▸ **What to produce**
Transcribe each entry below exactly. Pictures do not go in the copy.

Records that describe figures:
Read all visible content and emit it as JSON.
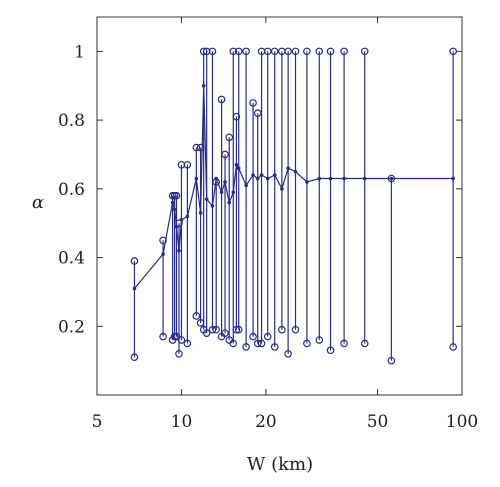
{
  "chart_data": {
    "type": "scatter",
    "title": "",
    "xlabel": "W (km)",
    "ylabel": "α",
    "x_scale": "log",
    "xlim": [
      5,
      100
    ],
    "ylim": [
      0.0,
      1.1
    ],
    "xticks": [
      5,
      10,
      20,
      50,
      100
    ],
    "xtick_labels": [
      "5",
      "10",
      "20",
      "50",
      "100"
    ],
    "yticks": [
      0.2,
      0.4,
      0.6,
      0.8,
      1.0
    ],
    "ytick_labels": [
      "0.2",
      "0.4",
      "0.6",
      "0.8",
      "1"
    ],
    "grid": false,
    "color": "#2b2a8c",
    "ranges": [
      {
        "x": 6.8,
        "low": 0.11,
        "high": 0.39
      },
      {
        "x": 8.6,
        "low": 0.17,
        "high": 0.45
      },
      {
        "x": 9.3,
        "low": 0.16,
        "high": 0.58
      },
      {
        "x": 9.45,
        "low": 0.17,
        "high": 0.58
      },
      {
        "x": 9.6,
        "low": 0.17,
        "high": 0.58
      },
      {
        "x": 9.8,
        "low": 0.12,
        "high": 0.5
      },
      {
        "x": 10.0,
        "low": 0.16,
        "high": 0.67
      },
      {
        "x": 10.5,
        "low": 0.15,
        "high": 0.67
      },
      {
        "x": 11.3,
        "low": 0.23,
        "high": 0.72
      },
      {
        "x": 11.7,
        "low": 0.21,
        "high": 0.72
      },
      {
        "x": 12.0,
        "low": 0.19,
        "high": 1.0
      },
      {
        "x": 12.3,
        "low": 0.18,
        "high": 1.0
      },
      {
        "x": 12.9,
        "low": 0.19,
        "high": 1.0
      },
      {
        "x": 13.3,
        "low": 0.19,
        "high": 0.62
      },
      {
        "x": 13.9,
        "low": 0.17,
        "high": 0.86
      },
      {
        "x": 14.3,
        "low": 0.18,
        "high": 0.7
      },
      {
        "x": 14.8,
        "low": 0.16,
        "high": 0.75
      },
      {
        "x": 15.3,
        "low": 0.15,
        "high": 1.0
      },
      {
        "x": 15.7,
        "low": 0.19,
        "high": 0.81
      },
      {
        "x": 16.0,
        "low": 0.19,
        "high": 1.0
      },
      {
        "x": 17.0,
        "low": 0.14,
        "high": 1.0
      },
      {
        "x": 18.0,
        "low": 0.17,
        "high": 0.85
      },
      {
        "x": 18.7,
        "low": 0.15,
        "high": 0.82
      },
      {
        "x": 19.3,
        "low": 0.15,
        "high": 1.0
      },
      {
        "x": 20.3,
        "low": 0.17,
        "high": 1.0
      },
      {
        "x": 21.5,
        "low": 0.14,
        "high": 1.0
      },
      {
        "x": 22.8,
        "low": 0.19,
        "high": 1.0
      },
      {
        "x": 24.0,
        "low": 0.12,
        "high": 1.0
      },
      {
        "x": 25.5,
        "low": 0.19,
        "high": 1.0
      },
      {
        "x": 28.0,
        "low": 0.15,
        "high": 1.0
      },
      {
        "x": 31.0,
        "low": 0.16,
        "high": 1.0
      },
      {
        "x": 34.0,
        "low": 0.13,
        "high": 1.0
      },
      {
        "x": 38.0,
        "low": 0.15,
        "high": 1.0
      },
      {
        "x": 45.0,
        "low": 0.15,
        "high": 1.0
      },
      {
        "x": 56.0,
        "low": 0.1,
        "high": 0.63
      },
      {
        "x": 93.0,
        "low": 0.14,
        "high": 1.0
      }
    ],
    "mean_line": {
      "x": [
        6.8,
        8.6,
        9.3,
        9.45,
        9.6,
        9.8,
        10.0,
        10.5,
        11.3,
        11.7,
        12.0,
        12.3,
        12.9,
        13.3,
        13.9,
        14.3,
        14.8,
        15.3,
        15.7,
        16.0,
        17.0,
        18.0,
        18.7,
        19.3,
        20.3,
        21.5,
        22.8,
        24.0,
        25.5,
        28.0,
        31.0,
        34.0,
        38.0,
        45.0,
        56.0,
        93.0
      ],
      "y": [
        0.31,
        0.41,
        0.56,
        0.54,
        0.49,
        0.42,
        0.51,
        0.52,
        0.63,
        0.53,
        0.9,
        0.57,
        0.55,
        0.63,
        0.59,
        0.62,
        0.56,
        0.59,
        0.67,
        0.66,
        0.61,
        0.64,
        0.63,
        0.64,
        0.63,
        0.64,
        0.6,
        0.66,
        0.65,
        0.62,
        0.63,
        0.63,
        0.63,
        0.63,
        0.63,
        0.63
      ]
    }
  }
}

▸ **Completed task**
Read all visible content and emit it as JSON.
{
  "chart_data": {
    "type": "scatter",
    "title": "",
    "xlabel": "W (km)",
    "ylabel": "α",
    "x_scale": "log",
    "xlim": [
      5,
      100
    ],
    "ylim": [
      0.0,
      1.1
    ],
    "xticks": [
      5,
      10,
      20,
      50,
      100
    ],
    "xtick_labels": [
      "5",
      "10",
      "20",
      "50",
      "100"
    ],
    "yticks": [
      0.2,
      0.4,
      0.6,
      0.8,
      1.0
    ],
    "ytick_labels": [
      "0.2",
      "0.4",
      "0.6",
      "0.8",
      "1"
    ],
    "grid": false,
    "color": "#2b2a8c",
    "ranges": [
      {
        "x": 6.8,
        "low": 0.11,
        "high": 0.39
      },
      {
        "x": 8.6,
        "low": 0.17,
        "high": 0.45
      },
      {
        "x": 9.3,
        "low": 0.16,
        "high": 0.58
      },
      {
        "x": 9.45,
        "low": 0.17,
        "high": 0.58
      },
      {
        "x": 9.6,
        "low": 0.17,
        "high": 0.58
      },
      {
        "x": 9.8,
        "low": 0.12,
        "high": 0.5
      },
      {
        "x": 10.0,
        "low": 0.16,
        "high": 0.67
      },
      {
        "x": 10.5,
        "low": 0.15,
        "high": 0.67
      },
      {
        "x": 11.3,
        "low": 0.23,
        "high": 0.72
      },
      {
        "x": 11.7,
        "low": 0.21,
        "high": 0.72
      },
      {
        "x": 12.0,
        "low": 0.19,
        "high": 1.0
      },
      {
        "x": 12.3,
        "low": 0.18,
        "high": 1.0
      },
      {
        "x": 12.9,
        "low": 0.19,
        "high": 1.0
      },
      {
        "x": 13.3,
        "low": 0.19,
        "high": 0.62
      },
      {
        "x": 13.9,
        "low": 0.17,
        "high": 0.86
      },
      {
        "x": 14.3,
        "low": 0.18,
        "high": 0.7
      },
      {
        "x": 14.8,
        "low": 0.16,
        "high": 0.75
      },
      {
        "x": 15.3,
        "low": 0.15,
        "high": 1.0
      },
      {
        "x": 15.7,
        "low": 0.19,
        "high": 0.81
      },
      {
        "x": 16.0,
        "low": 0.19,
        "high": 1.0
      },
      {
        "x": 17.0,
        "low": 0.14,
        "high": 1.0
      },
      {
        "x": 18.0,
        "low": 0.17,
        "high": 0.85
      },
      {
        "x": 18.7,
        "low": 0.15,
        "high": 0.82
      },
      {
        "x": 19.3,
        "low": 0.15,
        "high": 1.0
      },
      {
        "x": 20.3,
        "low": 0.17,
        "high": 1.0
      },
      {
        "x": 21.5,
        "low": 0.14,
        "high": 1.0
      },
      {
        "x": 22.8,
        "low": 0.19,
        "high": 1.0
      },
      {
        "x": 24.0,
        "low": 0.12,
        "high": 1.0
      },
      {
        "x": 25.5,
        "low": 0.19,
        "high": 1.0
      },
      {
        "x": 28.0,
        "low": 0.15,
        "high": 1.0
      },
      {
        "x": 31.0,
        "low": 0.16,
        "high": 1.0
      },
      {
        "x": 34.0,
        "low": 0.13,
        "high": 1.0
      },
      {
        "x": 38.0,
        "low": 0.15,
        "high": 1.0
      },
      {
        "x": 45.0,
        "low": 0.15,
        "high": 1.0
      },
      {
        "x": 56.0,
        "low": 0.1,
        "high": 0.63
      },
      {
        "x": 93.0,
        "low": 0.14,
        "high": 1.0
      }
    ],
    "mean_line": {
      "x": [
        6.8,
        8.6,
        9.3,
        9.45,
        9.6,
        9.8,
        10.0,
        10.5,
        11.3,
        11.7,
        12.0,
        12.3,
        12.9,
        13.3,
        13.9,
        14.3,
        14.8,
        15.3,
        15.7,
        16.0,
        17.0,
        18.0,
        18.7,
        19.3,
        20.3,
        21.5,
        22.8,
        24.0,
        25.5,
        28.0,
        31.0,
        34.0,
        38.0,
        45.0,
        56.0,
        93.0
      ],
      "y": [
        0.31,
        0.41,
        0.56,
        0.54,
        0.49,
        0.42,
        0.51,
        0.52,
        0.63,
        0.53,
        0.9,
        0.57,
        0.55,
        0.63,
        0.59,
        0.62,
        0.56,
        0.59,
        0.67,
        0.66,
        0.61,
        0.64,
        0.63,
        0.64,
        0.63,
        0.64,
        0.6,
        0.66,
        0.65,
        0.62,
        0.63,
        0.63,
        0.63,
        0.63,
        0.63,
        0.63
      ]
    }
  }
}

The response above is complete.